**To do**
Take the line that has "What text is on this page?" in it and every line after it to the end of the entries, and reproduce them exactly.

**Material supplied**

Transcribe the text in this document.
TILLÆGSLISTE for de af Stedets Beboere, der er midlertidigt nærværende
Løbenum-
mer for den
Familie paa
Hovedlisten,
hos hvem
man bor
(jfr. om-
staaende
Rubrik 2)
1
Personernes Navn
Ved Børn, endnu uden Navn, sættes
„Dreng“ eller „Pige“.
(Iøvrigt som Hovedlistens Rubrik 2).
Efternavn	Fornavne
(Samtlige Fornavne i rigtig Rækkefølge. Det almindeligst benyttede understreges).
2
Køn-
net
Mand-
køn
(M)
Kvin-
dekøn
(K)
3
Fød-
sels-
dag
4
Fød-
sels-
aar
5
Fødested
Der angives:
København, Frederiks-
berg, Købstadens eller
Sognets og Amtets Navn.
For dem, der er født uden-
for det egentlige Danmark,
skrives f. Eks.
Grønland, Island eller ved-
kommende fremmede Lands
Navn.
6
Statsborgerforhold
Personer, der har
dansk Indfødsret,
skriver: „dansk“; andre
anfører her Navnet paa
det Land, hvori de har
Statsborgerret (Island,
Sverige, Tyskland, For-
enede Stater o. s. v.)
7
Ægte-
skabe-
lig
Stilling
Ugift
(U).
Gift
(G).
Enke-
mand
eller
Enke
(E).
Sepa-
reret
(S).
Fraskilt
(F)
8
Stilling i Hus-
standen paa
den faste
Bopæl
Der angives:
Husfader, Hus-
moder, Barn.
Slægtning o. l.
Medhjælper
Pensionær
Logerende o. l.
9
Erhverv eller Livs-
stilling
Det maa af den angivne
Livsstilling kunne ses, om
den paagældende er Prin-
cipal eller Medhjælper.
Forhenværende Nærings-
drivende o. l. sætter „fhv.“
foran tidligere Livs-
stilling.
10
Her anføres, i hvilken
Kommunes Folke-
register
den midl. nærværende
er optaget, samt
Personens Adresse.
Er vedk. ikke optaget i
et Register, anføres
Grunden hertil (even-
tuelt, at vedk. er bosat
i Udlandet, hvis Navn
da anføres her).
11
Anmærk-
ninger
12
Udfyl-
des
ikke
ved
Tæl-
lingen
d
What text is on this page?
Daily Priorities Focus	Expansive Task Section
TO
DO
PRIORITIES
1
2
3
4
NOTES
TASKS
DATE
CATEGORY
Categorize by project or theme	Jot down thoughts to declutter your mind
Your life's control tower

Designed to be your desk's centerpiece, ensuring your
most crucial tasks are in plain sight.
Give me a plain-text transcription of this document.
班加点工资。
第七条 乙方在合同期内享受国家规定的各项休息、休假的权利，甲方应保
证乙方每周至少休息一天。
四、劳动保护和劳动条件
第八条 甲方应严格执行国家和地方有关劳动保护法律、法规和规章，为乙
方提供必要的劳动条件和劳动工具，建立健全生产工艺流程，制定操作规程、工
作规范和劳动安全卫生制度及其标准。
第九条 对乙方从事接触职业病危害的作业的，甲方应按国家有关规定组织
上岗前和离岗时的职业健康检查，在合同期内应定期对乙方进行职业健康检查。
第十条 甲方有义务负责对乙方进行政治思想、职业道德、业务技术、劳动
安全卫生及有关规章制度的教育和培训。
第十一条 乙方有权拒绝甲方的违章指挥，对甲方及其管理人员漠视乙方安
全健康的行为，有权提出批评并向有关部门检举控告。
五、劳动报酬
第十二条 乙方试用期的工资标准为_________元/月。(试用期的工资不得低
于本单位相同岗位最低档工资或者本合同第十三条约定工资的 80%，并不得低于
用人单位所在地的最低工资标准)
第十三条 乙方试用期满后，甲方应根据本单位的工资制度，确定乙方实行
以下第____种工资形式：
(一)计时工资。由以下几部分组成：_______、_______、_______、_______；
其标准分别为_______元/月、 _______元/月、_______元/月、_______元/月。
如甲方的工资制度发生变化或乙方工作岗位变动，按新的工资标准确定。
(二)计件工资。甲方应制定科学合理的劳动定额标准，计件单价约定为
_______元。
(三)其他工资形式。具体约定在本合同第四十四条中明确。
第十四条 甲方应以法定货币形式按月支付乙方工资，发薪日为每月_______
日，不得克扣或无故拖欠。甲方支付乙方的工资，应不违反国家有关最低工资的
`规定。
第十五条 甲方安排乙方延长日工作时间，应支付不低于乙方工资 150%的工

**Answer to this exercise**
What text is on this page?
Daily Priorities Focus	Expansive Task Section
TO
DO
PRIORITIES
1
2
3
4
NOTES
TASKS
DATE
CATEGORY
Categorize by project or theme	Jot down thoughts to declutter your mind
Your life's control tower

Designed to be your desk's centerpiece, ensuring your
most crucial tasks are in plain sight.
Give me a plain-text transcription of this document.
班加点工资。
第七条 乙方在合同期内享受国家规定的各项休息、休假的权利，甲方应保
证乙方每周至少休息一天。
四、劳动保护和劳动条件
第八条 甲方应严格执行国家和地方有关劳动保护法律、法规和规章，为乙
方提供必要的劳动条件和劳动工具，建立健全生产工艺流程，制定操作规程、工
作规范和劳动安全卫生制度及其标准。
第九条 对乙方从事接触职业病危害的作业的，甲方应按国家有关规定组织
上岗前和离岗时的职业健康检查，在合同期内应定期对乙方进行职业健康检查。
第十条 甲方有义务负责对乙方进行政治思想、职业道德、业务技术、劳动
安全卫生及有关规章制度的教育和培训。
第十一条 乙方有权拒绝甲方的违章指挥，对甲方及其管理人员漠视乙方安
全健康的行为，有权提出批评并向有关部门检举控告。
五、劳动报酬
第十二条 乙方试用期的工资标准为_________元/月。(试用期的工资不得低
于本单位相同岗位最低档工资或者本合同第十三条约定工资的 80%，并不得低于
用人单位所在地的最低工资标准)
第十三条 乙方试用期满后，甲方应根据本单位的工资制度，确定乙方实行
以下第____种工资形式：
(一)计时工资。由以下几部分组成：_______、_______、_______、_______；
其标准分别为_______元/月、 _______元/月、_______元/月、_______元/月。
如甲方的工资制度发生变化或乙方工作岗位变动，按新的工资标准确定。
(二)计件工资。甲方应制定科学合理的劳动定额标准，计件单价约定为
_______元。
(三)其他工资形式。具体约定在本合同第四十四条中明确。
第十四条 甲方应以法定货币形式按月支付乙方工资，发薪日为每月_______
日，不得克扣或无故拖欠。甲方支付乙方的工资，应不违反国家有关最低工资的
`规定。
第十五条 甲方安排乙方延长日工作时间，应支付不低于乙方工资 150%的工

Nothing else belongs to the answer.